*Task*
Scan the lines below for the word "label". Copy each line you find it in.

══ Data lines

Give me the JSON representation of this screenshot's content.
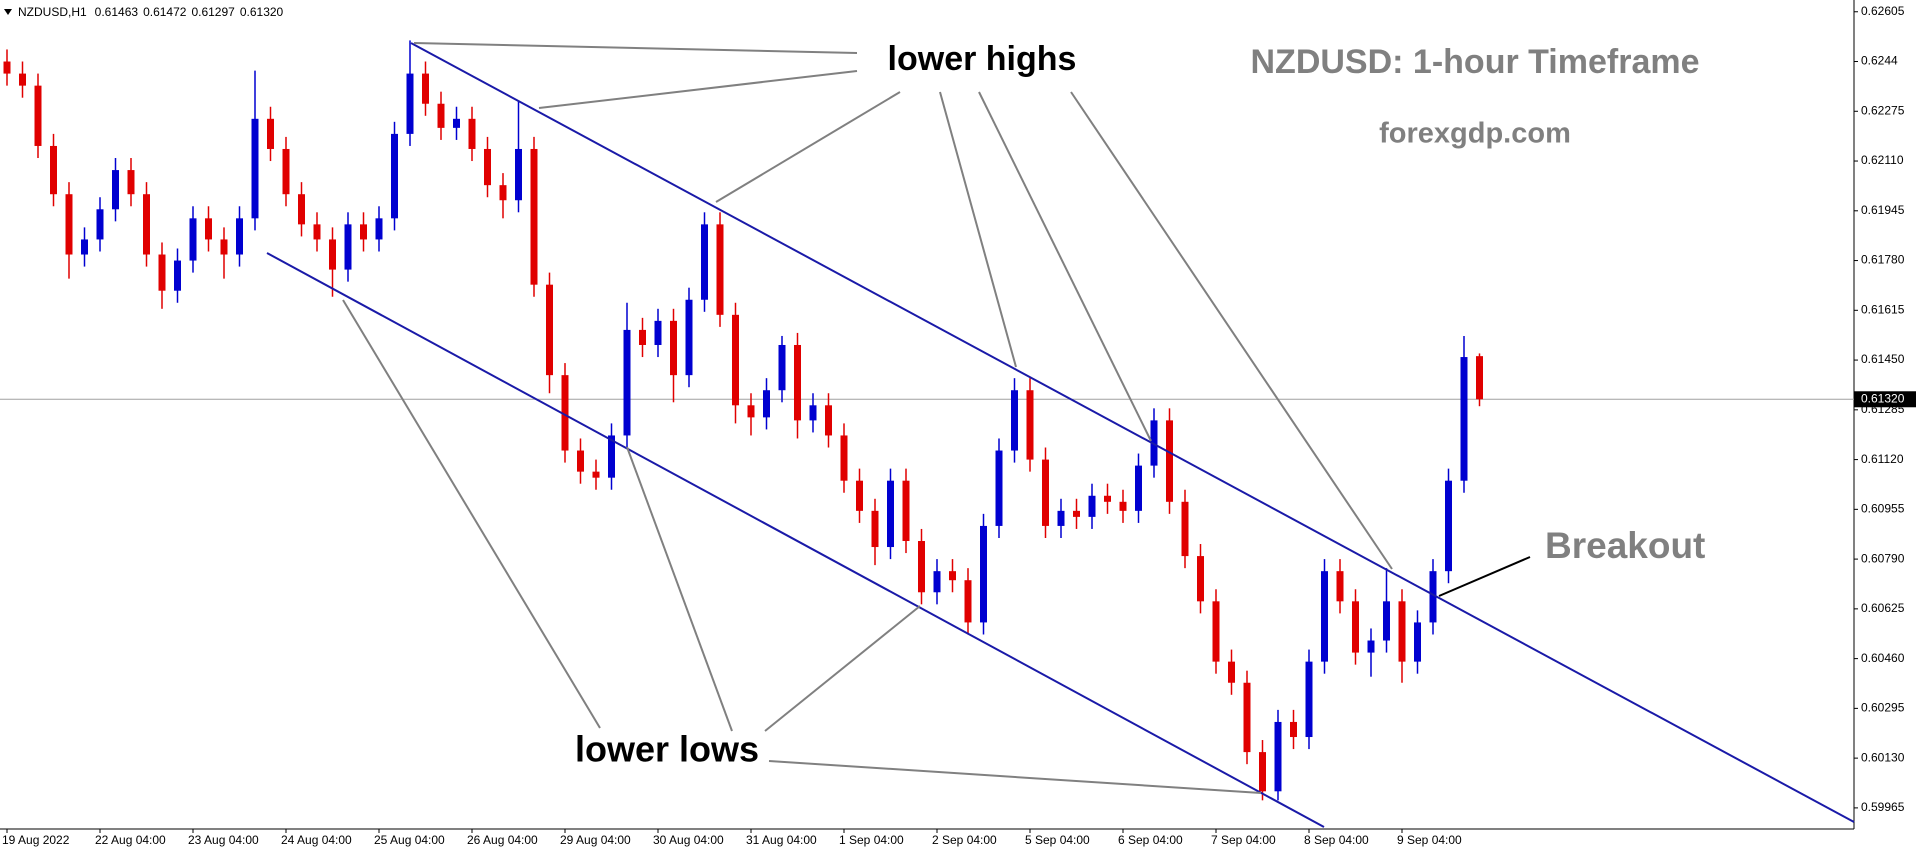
{
  "chart_data": {
    "type": "candlestick",
    "header": "NZDUSD,H1",
    "header_values": [
      "0.61463",
      "0.61472",
      "0.61297",
      "0.61320"
    ],
    "title": "NZDUSD: 1-hour Timeframe",
    "subtitle": "forexgdp.com",
    "annotations": [
      "lower highs",
      "lower lows",
      "Breakout"
    ],
    "up_color": "#0000d0",
    "down_color": "#e00000",
    "categories": [
      "19 Aug 2022",
      null,
      null,
      null,
      null,
      null,
      "22 Aug 04:00",
      null,
      null,
      null,
      null,
      null,
      "23 Aug 04:00",
      null,
      null,
      null,
      null,
      null,
      "24 Aug 04:00",
      null,
      null,
      null,
      null,
      null,
      "25 Aug 04:00",
      null,
      null,
      null,
      null,
      null,
      "26 Aug 04:00",
      null,
      null,
      null,
      null,
      null,
      "29 Aug 04:00",
      null,
      null,
      null,
      null,
      null,
      "30 Aug 04:00",
      null,
      null,
      null,
      null,
      null,
      "31 Aug 04:00",
      null,
      null,
      null,
      null,
      null,
      "1 Sep 04:00",
      null,
      null,
      null,
      null,
      null,
      "2 Sep 04:00",
      null,
      null,
      null,
      null,
      null,
      "5 Sep 04:00",
      null,
      null,
      null,
      null,
      null,
      "6 Sep 04:00",
      null,
      null,
      null,
      null,
      null,
      "7 Sep 04:00",
      null,
      null,
      null,
      null,
      null,
      "8 Sep 04:00",
      null,
      null,
      null,
      null,
      null,
      "9 Sep 04:00",
      null,
      null,
      null,
      null,
      null
    ],
    "open": [
      0.6244,
      0.624,
      0.6236,
      0.6216,
      0.62,
      0.618,
      0.6185,
      0.6195,
      0.6208,
      0.62,
      0.618,
      0.6168,
      0.6178,
      0.6192,
      0.6185,
      0.618,
      0.6192,
      0.6225,
      0.6215,
      0.62,
      0.619,
      0.6185,
      0.6175,
      0.619,
      0.6185,
      0.6192,
      0.622,
      0.624,
      0.623,
      0.6222,
      0.6225,
      0.6215,
      0.6203,
      0.6198,
      0.6215,
      0.617,
      0.614,
      0.6115,
      0.6108,
      0.6106,
      0.612,
      0.6155,
      0.615,
      0.6158,
      0.614,
      0.6165,
      0.619,
      0.616,
      0.613,
      0.6126,
      0.6135,
      0.615,
      0.6125,
      0.613,
      0.612,
      0.6105,
      0.6095,
      0.6083,
      0.6105,
      0.6085,
      0.6068,
      0.6075,
      0.6072,
      0.6058,
      0.609,
      0.6115,
      0.6135,
      0.6112,
      0.609,
      0.6095,
      0.6093,
      0.61,
      0.6098,
      0.6095,
      0.611,
      0.6125,
      0.6098,
      0.608,
      0.6065,
      0.6045,
      0.6038,
      0.6015,
      0.6002,
      0.6025,
      0.602,
      0.6045,
      0.6075,
      0.6065,
      0.6048,
      0.6052,
      0.6065,
      0.6045,
      0.6058,
      0.6075,
      0.6105,
      0.61463
    ],
    "high": [
      0.6248,
      0.6244,
      0.624,
      0.622,
      0.6204,
      0.6189,
      0.6199,
      0.6212,
      0.6212,
      0.6204,
      0.6184,
      0.6182,
      0.6196,
      0.6196,
      0.6189,
      0.6196,
      0.6241,
      0.6229,
      0.6219,
      0.6204,
      0.6194,
      0.6189,
      0.6194,
      0.6194,
      0.6196,
      0.6224,
      0.6251,
      0.6244,
      0.6234,
      0.6229,
      0.6229,
      0.6219,
      0.6207,
      0.6231,
      0.6219,
      0.6174,
      0.6144,
      0.6119,
      0.6112,
      0.6124,
      0.6164,
      0.6159,
      0.6162,
      0.6162,
      0.6169,
      0.6194,
      0.6194,
      0.6164,
      0.6134,
      0.6139,
      0.6153,
      0.6154,
      0.6134,
      0.6134,
      0.6124,
      0.6109,
      0.6099,
      0.6109,
      0.6109,
      0.6089,
      0.6079,
      0.6079,
      0.6076,
      0.6094,
      0.6119,
      0.6139,
      0.6139,
      0.6116,
      0.6099,
      0.6099,
      0.6104,
      0.6104,
      0.6102,
      0.6114,
      0.6129,
      0.6129,
      0.6102,
      0.6084,
      0.6069,
      0.6049,
      0.6042,
      0.6019,
      0.6029,
      0.6029,
      0.6049,
      0.6079,
      0.6079,
      0.6069,
      0.6056,
      0.6076,
      0.6069,
      0.6062,
      0.6079,
      0.6109,
      0.6153,
      0.61472
    ],
    "low": [
      0.6236,
      0.6232,
      0.6212,
      0.6196,
      0.6172,
      0.6176,
      0.6181,
      0.6191,
      0.6196,
      0.6176,
      0.6162,
      0.6164,
      0.6174,
      0.6181,
      0.6172,
      0.6176,
      0.6188,
      0.6211,
      0.6196,
      0.6186,
      0.6181,
      0.6166,
      0.6171,
      0.6181,
      0.6181,
      0.6188,
      0.6216,
      0.6226,
      0.6218,
      0.6218,
      0.6211,
      0.6199,
      0.6192,
      0.6194,
      0.6166,
      0.6134,
      0.6111,
      0.6104,
      0.6102,
      0.6102,
      0.6116,
      0.6146,
      0.6146,
      0.6131,
      0.6136,
      0.6161,
      0.6156,
      0.6124,
      0.612,
      0.6122,
      0.6131,
      0.6119,
      0.6121,
      0.6116,
      0.6101,
      0.6091,
      0.6077,
      0.6079,
      0.6081,
      0.6064,
      0.6064,
      0.6068,
      0.6054,
      0.6054,
      0.6086,
      0.6111,
      0.6108,
      0.6086,
      0.6086,
      0.6089,
      0.6089,
      0.6094,
      0.6091,
      0.6091,
      0.6106,
      0.6094,
      0.6076,
      0.6061,
      0.6041,
      0.6034,
      0.6011,
      0.5999,
      0.5999,
      0.6016,
      0.6016,
      0.6041,
      0.6061,
      0.6044,
      0.604,
      0.6048,
      0.6038,
      0.6041,
      0.6054,
      0.6071,
      0.6101,
      0.61297
    ],
    "close": [
      0.624,
      0.6236,
      0.6216,
      0.62,
      0.618,
      0.6185,
      0.6195,
      0.6208,
      0.62,
      0.618,
      0.6168,
      0.6178,
      0.6192,
      0.6185,
      0.618,
      0.6192,
      0.6225,
      0.6215,
      0.62,
      0.619,
      0.6185,
      0.6175,
      0.619,
      0.6185,
      0.6192,
      0.622,
      0.624,
      0.623,
      0.6222,
      0.6225,
      0.6215,
      0.6203,
      0.6198,
      0.6215,
      0.617,
      0.614,
      0.6115,
      0.6108,
      0.6106,
      0.612,
      0.6155,
      0.615,
      0.6158,
      0.614,
      0.6165,
      0.619,
      0.616,
      0.613,
      0.6126,
      0.6135,
      0.615,
      0.6125,
      0.613,
      0.612,
      0.6105,
      0.6095,
      0.6083,
      0.6105,
      0.6085,
      0.6068,
      0.6075,
      0.6072,
      0.6058,
      0.609,
      0.6115,
      0.6135,
      0.6112,
      0.609,
      0.6095,
      0.6093,
      0.61,
      0.6098,
      0.6095,
      0.611,
      0.6125,
      0.6098,
      0.608,
      0.6065,
      0.6045,
      0.6038,
      0.6015,
      0.6002,
      0.6025,
      0.602,
      0.6045,
      0.6075,
      0.6065,
      0.6048,
      0.6052,
      0.6065,
      0.6045,
      0.6058,
      0.6075,
      0.6105,
      0.6146,
      0.6132
    ],
    "current_price": {
      "value": 0.6132,
      "label": "0.61320"
    },
    "ylim": [
      0.59895,
      0.62644
    ],
    "yticks": [
      0.62605,
      0.6244,
      0.62275,
      {
        "value": 0.6211,
        "label": "0.62110"
      },
      0.61945,
      {
        "value": 0.6178,
        "label": "0.61780"
      },
      0.61615,
      {
        "value": 0.6145,
        "label": "0.61450"
      },
      0.61285,
      {
        "value": 0.6112,
        "label": "0.61120"
      },
      0.60955,
      {
        "value": 0.6079,
        "label": "0.60790"
      },
      0.60625,
      {
        "value": 0.6046,
        "label": "0.60460"
      },
      0.60295,
      {
        "value": 0.6013,
        "label": "0.60130"
      },
      0.59965
    ]
  }
}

════

*Answer*
      "label": "0.61320"
        "label": "0.62110"
        "label": "0.61780"
        "label": "0.61450"
        "label": "0.61120"
        "label": "0.60790"
        "label": "0.60460"
        "label": "0.60130"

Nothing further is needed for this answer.